Task directions. Pick out each line below containing "domestic".

Data supplied.
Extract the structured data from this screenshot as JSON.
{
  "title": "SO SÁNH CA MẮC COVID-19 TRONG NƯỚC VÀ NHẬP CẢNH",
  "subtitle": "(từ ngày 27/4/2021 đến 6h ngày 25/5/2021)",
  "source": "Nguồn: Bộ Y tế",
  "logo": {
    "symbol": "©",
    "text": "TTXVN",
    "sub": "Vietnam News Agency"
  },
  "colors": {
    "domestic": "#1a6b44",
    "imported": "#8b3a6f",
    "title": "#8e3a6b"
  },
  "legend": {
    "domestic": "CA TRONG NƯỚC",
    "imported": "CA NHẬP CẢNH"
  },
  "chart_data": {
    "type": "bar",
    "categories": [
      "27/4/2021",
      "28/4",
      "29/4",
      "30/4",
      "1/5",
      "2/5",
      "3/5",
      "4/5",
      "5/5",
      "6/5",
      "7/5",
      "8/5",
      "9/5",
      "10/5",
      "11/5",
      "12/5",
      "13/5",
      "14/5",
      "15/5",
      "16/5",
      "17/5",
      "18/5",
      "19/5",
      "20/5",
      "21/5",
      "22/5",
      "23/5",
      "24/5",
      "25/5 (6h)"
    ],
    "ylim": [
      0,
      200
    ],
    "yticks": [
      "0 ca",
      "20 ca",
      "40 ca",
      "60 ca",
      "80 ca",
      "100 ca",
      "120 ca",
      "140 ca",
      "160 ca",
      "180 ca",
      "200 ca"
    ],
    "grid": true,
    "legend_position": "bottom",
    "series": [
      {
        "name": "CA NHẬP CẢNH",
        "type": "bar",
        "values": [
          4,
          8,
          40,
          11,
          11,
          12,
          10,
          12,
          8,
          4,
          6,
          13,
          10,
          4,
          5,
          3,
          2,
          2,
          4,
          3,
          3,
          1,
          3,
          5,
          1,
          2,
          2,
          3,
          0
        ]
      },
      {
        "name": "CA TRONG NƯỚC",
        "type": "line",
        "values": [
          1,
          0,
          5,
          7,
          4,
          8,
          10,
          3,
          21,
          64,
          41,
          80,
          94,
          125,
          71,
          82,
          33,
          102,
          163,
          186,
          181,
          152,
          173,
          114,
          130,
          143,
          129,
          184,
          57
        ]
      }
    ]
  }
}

Final answer.
    "domestic": "#1a6b44",
    "domestic": "CA TRONG NƯỚC",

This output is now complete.